▸ Figure data in JSON:
****************************************

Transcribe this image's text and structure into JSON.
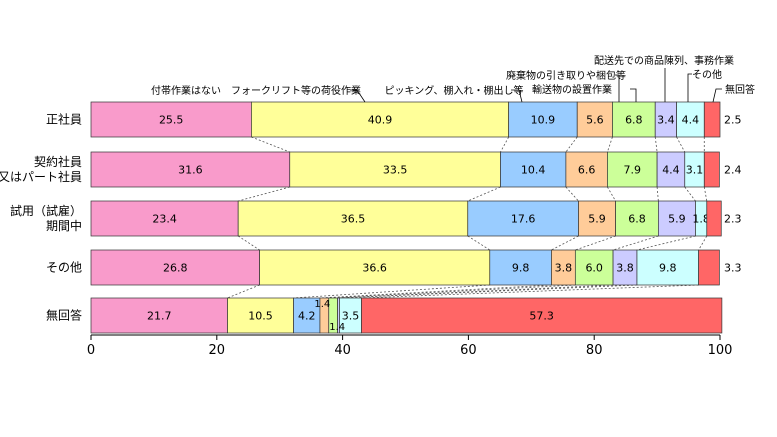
{
  "chart_data": {
    "type": "bar",
    "orientation": "horizontal",
    "stacked": true,
    "xlim": [
      0,
      100
    ],
    "x_ticks": [
      "0",
      "20",
      "40",
      "60",
      "80",
      "100"
    ],
    "categories": [
      "正社員",
      "契約社員\n又はパート社員",
      "試用（試雇）\n期間中",
      "その他",
      "無回答"
    ],
    "series": [
      {
        "name": "付帯作業はない",
        "color": "#f99bcb",
        "values": [
          25.5,
          31.6,
          23.4,
          26.8,
          21.7
        ]
      },
      {
        "name": "フォークリフト等の荷役作業",
        "color": "#ffff99",
        "values": [
          40.9,
          33.5,
          36.5,
          36.6,
          10.5
        ]
      },
      {
        "name": "ピッキング、棚入れ・棚出し等",
        "color": "#99ccff",
        "values": [
          10.9,
          10.4,
          17.6,
          9.8,
          4.2
        ]
      },
      {
        "name": "廃棄物の引き取りや梱包等",
        "color": "#ffcc99",
        "values": [
          5.6,
          6.6,
          5.9,
          3.8,
          1.4
        ]
      },
      {
        "name": "輸送物の設置作業",
        "color": "#ccff99",
        "values": [
          6.8,
          7.9,
          6.8,
          6.0,
          1.4
        ]
      },
      {
        "name": "配送先での商品陳列、事務作業",
        "color": "#ccccff",
        "values": [
          3.4,
          4.4,
          5.9,
          3.8,
          0.3
        ]
      },
      {
        "name": "その他",
        "color": "#ccffff",
        "values": [
          4.4,
          3.1,
          1.8,
          9.8,
          3.5
        ]
      },
      {
        "name": "無回答",
        "color": "#ff6666",
        "values": [
          2.5,
          2.4,
          2.3,
          3.3,
          57.3
        ]
      }
    ],
    "segment_labels": [
      [
        "25.5",
        "40.9",
        "10.9",
        "5.6",
        "6.8",
        "3.4",
        "4.4",
        null
      ],
      [
        "31.6",
        "33.5",
        "10.4",
        "6.6",
        "7.9",
        "4.4",
        "3.1",
        null
      ],
      [
        "23.4",
        "36.5",
        "17.6",
        "5.9",
        "6.8",
        "5.9",
        "1.8",
        null
      ],
      [
        "26.8",
        "36.6",
        "9.8",
        "3.8",
        "6.0",
        "3.8",
        "9.8",
        null
      ],
      [
        "21.7",
        "10.5",
        "4.2",
        null,
        null,
        null,
        "3.5",
        "57.3"
      ]
    ],
    "outside_labels": [
      "2.5",
      "2.4",
      "2.3",
      "3.3",
      null
    ],
    "small_callouts": [
      "1.4",
      "1.4"
    ]
  }
}
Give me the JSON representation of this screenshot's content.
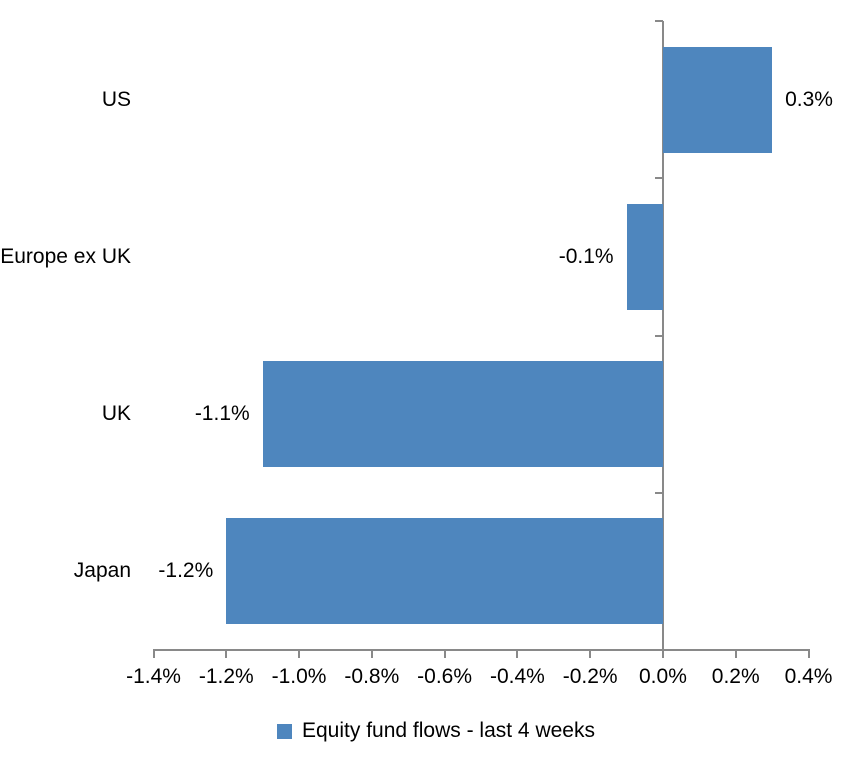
{
  "chart_data": {
    "type": "bar",
    "orientation": "horizontal",
    "title": "",
    "categories": [
      "US",
      "Europe ex UK",
      "UK",
      "Japan"
    ],
    "values": [
      0.3,
      -0.1,
      -1.1,
      -1.2
    ],
    "data_labels": [
      "0.3%",
      "-0.1%",
      "-1.1%",
      "-1.2%"
    ],
    "legend": {
      "label": "Equity fund flows - last 4 weeks",
      "position": "bottom"
    },
    "x_axis": {
      "min": -1.4,
      "max": 0.4,
      "step": 0.2,
      "tick_labels": [
        "-1.4%",
        "-1.2%",
        "-1.0%",
        "-0.8%",
        "-0.6%",
        "-0.4%",
        "-0.2%",
        "0.0%",
        "0.2%",
        "0.4%"
      ]
    },
    "grid": false,
    "colors": {
      "bar": "#4E86BE",
      "axis": "#898989",
      "text": "#000000",
      "background": "#FFFFFF"
    }
  }
}
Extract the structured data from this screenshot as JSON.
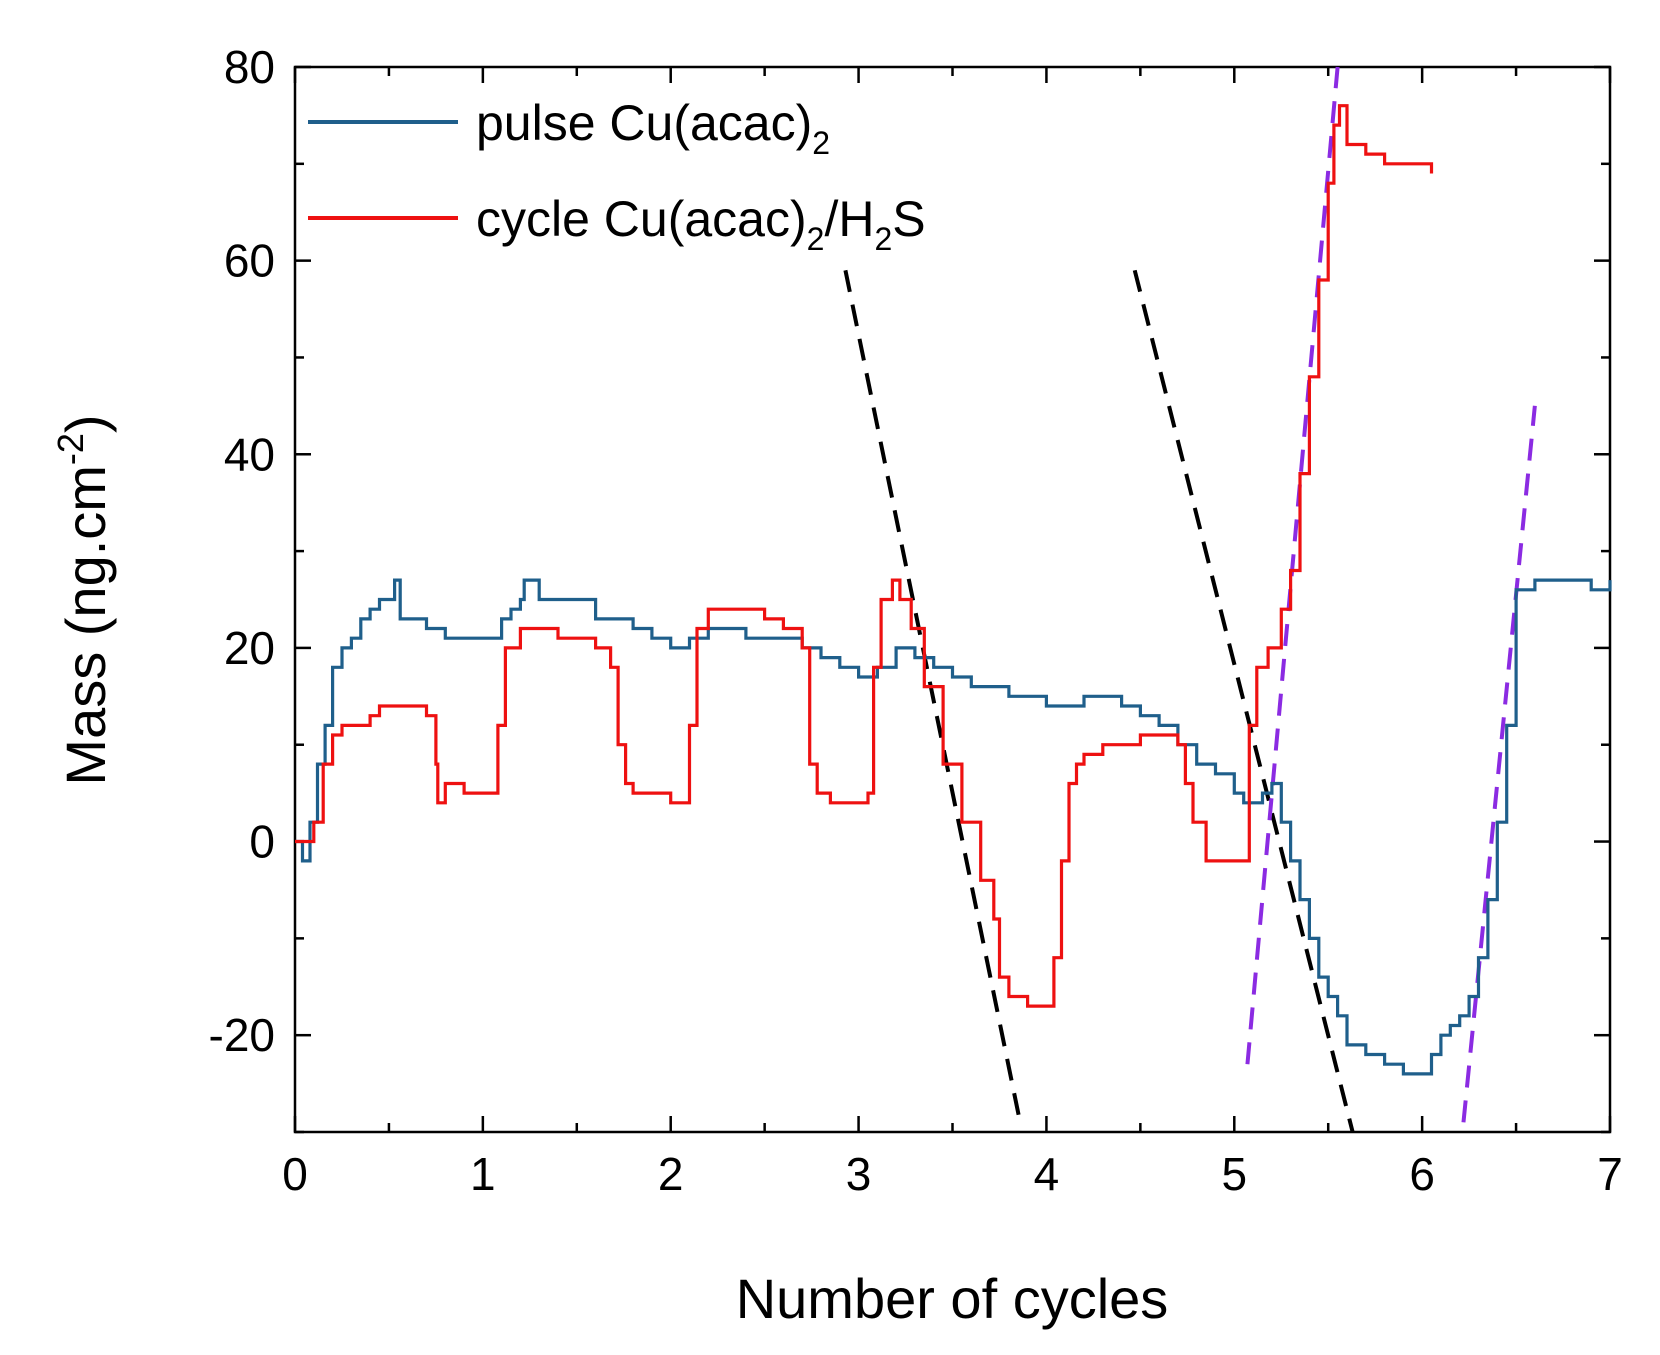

****************************************

▸ PROBLEM:
In the copy, leave out all pictures, and retype exactly each line from the one with "Give me the" through the last line of the entries.

▸ ANSWER FOR THIS EXERCISE:
Give me the JSON representation of this screenshot's content.
{
  "chart_data": {
    "type": "bar",
    "orientation": "horizontal",
    "title": "",
    "categories": [
      "US",
      "Europe ex UK",
      "UK",
      "Japan"
    ],
    "values": [
      0.3,
      -0.1,
      -1.1,
      -1.2
    ],
    "data_labels": [
      "0.3%",
      "-0.1%",
      "-1.1%",
      "-1.2%"
    ],
    "legend": {
      "label": "Equity fund flows - last 4 weeks",
      "position": "bottom"
    },
    "x_axis": {
      "min": -1.4,
      "max": 0.4,
      "step": 0.2,
      "tick_labels": [
        "-1.4%",
        "-1.2%",
        "-1.0%",
        "-0.8%",
        "-0.6%",
        "-0.4%",
        "-0.2%",
        "0.0%",
        "0.2%",
        "0.4%"
      ]
    },
    "grid": false,
    "colors": {
      "bar": "#4E86BE",
      "axis": "#898989",
      "text": "#000000",
      "background": "#FFFFFF"
    }
  }
}
Extract the structured data from this screenshot as JSON.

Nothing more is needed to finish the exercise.